- The records:
▬▬▬▬▬▬▬▬▬▬

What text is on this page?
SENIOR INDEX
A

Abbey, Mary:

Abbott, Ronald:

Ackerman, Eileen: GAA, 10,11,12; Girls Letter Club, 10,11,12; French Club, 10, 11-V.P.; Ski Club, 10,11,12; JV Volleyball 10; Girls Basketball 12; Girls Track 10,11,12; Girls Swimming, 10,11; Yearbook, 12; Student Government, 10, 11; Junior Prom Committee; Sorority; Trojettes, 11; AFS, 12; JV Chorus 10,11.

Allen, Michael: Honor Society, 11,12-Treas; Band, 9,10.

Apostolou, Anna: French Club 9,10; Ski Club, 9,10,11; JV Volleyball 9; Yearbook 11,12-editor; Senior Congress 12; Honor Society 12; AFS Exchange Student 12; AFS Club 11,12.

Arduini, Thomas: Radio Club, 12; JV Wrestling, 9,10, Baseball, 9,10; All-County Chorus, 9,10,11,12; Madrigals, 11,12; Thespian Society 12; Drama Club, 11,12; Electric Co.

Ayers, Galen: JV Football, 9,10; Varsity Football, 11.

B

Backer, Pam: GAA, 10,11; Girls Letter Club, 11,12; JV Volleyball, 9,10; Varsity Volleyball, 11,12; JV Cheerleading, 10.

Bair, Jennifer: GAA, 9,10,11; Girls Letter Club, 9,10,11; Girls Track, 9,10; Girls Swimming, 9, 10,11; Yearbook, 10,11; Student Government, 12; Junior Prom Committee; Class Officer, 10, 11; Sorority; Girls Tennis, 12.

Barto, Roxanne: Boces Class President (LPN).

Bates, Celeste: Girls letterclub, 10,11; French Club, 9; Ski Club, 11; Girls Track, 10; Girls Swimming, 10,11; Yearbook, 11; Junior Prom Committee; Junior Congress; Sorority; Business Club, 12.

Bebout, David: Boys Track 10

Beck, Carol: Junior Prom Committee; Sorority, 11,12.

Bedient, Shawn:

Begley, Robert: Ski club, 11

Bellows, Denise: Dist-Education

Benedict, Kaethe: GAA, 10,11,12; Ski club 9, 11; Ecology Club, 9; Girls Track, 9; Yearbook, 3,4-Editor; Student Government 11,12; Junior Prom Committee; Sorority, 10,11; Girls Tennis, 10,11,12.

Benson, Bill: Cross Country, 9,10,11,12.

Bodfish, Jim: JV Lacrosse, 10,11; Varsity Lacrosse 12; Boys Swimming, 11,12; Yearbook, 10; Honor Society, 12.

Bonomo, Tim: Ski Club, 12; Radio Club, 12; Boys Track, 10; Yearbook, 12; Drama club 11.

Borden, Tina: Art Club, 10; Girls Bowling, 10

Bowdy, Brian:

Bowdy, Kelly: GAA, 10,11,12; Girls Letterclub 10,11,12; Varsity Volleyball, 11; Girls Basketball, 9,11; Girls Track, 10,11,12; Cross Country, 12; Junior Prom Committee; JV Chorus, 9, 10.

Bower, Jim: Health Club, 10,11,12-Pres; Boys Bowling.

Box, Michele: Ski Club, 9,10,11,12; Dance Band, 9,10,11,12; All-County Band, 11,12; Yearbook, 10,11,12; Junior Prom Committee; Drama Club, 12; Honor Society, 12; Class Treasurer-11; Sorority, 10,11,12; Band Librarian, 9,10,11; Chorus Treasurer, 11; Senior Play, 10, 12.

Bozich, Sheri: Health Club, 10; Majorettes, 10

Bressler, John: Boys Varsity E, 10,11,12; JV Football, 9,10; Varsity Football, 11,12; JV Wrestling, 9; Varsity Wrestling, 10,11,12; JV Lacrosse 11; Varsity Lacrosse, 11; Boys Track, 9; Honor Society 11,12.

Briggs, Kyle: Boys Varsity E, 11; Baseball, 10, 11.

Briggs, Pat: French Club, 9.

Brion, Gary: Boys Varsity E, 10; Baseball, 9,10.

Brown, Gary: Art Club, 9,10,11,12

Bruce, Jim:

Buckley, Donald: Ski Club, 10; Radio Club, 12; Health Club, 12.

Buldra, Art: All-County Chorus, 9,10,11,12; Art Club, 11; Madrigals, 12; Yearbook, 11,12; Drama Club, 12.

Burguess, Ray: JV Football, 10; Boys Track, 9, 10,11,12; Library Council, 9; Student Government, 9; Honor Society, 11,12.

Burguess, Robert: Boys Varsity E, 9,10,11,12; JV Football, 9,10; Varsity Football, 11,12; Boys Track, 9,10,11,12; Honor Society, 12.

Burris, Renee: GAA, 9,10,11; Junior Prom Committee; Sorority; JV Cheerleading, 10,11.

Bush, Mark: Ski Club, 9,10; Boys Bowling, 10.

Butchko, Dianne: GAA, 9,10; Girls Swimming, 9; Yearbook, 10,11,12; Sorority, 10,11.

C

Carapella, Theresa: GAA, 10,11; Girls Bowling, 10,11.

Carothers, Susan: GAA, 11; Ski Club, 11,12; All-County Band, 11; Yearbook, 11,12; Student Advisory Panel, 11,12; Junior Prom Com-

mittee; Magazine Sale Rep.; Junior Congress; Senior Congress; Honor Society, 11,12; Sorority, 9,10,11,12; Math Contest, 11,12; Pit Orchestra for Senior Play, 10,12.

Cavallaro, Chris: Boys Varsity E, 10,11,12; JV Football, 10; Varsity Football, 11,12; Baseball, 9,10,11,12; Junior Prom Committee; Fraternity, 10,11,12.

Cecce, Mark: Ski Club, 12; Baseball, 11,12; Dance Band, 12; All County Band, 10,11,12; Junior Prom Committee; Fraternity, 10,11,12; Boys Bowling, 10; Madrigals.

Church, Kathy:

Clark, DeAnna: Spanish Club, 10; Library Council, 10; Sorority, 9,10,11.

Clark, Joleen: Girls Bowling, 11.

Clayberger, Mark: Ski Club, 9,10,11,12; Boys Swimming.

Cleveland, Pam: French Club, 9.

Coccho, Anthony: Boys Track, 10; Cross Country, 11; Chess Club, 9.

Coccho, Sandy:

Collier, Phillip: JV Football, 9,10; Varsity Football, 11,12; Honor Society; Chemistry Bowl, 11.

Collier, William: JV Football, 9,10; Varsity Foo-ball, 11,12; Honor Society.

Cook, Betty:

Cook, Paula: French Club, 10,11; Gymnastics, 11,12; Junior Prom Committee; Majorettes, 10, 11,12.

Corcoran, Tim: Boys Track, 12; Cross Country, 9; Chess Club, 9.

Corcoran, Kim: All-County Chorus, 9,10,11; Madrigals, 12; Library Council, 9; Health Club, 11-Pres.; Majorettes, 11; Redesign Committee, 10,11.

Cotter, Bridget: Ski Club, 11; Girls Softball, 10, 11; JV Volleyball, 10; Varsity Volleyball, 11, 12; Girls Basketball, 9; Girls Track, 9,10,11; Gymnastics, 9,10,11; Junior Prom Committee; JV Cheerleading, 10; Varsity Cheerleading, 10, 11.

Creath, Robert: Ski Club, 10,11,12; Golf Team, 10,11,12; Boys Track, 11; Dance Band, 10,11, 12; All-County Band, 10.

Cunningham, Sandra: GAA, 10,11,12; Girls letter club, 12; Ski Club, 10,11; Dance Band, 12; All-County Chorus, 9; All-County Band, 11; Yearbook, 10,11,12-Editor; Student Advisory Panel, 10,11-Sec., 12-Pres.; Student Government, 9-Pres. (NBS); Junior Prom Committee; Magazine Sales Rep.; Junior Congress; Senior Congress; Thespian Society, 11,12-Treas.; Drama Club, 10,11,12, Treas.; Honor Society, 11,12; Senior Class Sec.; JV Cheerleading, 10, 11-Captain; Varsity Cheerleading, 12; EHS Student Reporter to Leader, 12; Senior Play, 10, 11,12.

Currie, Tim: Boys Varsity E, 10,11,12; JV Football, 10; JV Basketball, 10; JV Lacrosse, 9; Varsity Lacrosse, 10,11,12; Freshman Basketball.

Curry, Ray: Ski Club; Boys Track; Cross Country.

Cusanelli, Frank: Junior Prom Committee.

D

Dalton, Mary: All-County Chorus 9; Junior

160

▬▬▬▬▬▬▬▬▬▬

- Goal:
Pull out every line containing "Collier".

- Full answer:
Collier, Phillip: JV Football, 9,10; Varsity Football, 11,12; Honor Society; Chemistry Bowl, 11.
Collier, William: JV Football, 9,10; Varsity Foo-ball, 11,12; Honor Society.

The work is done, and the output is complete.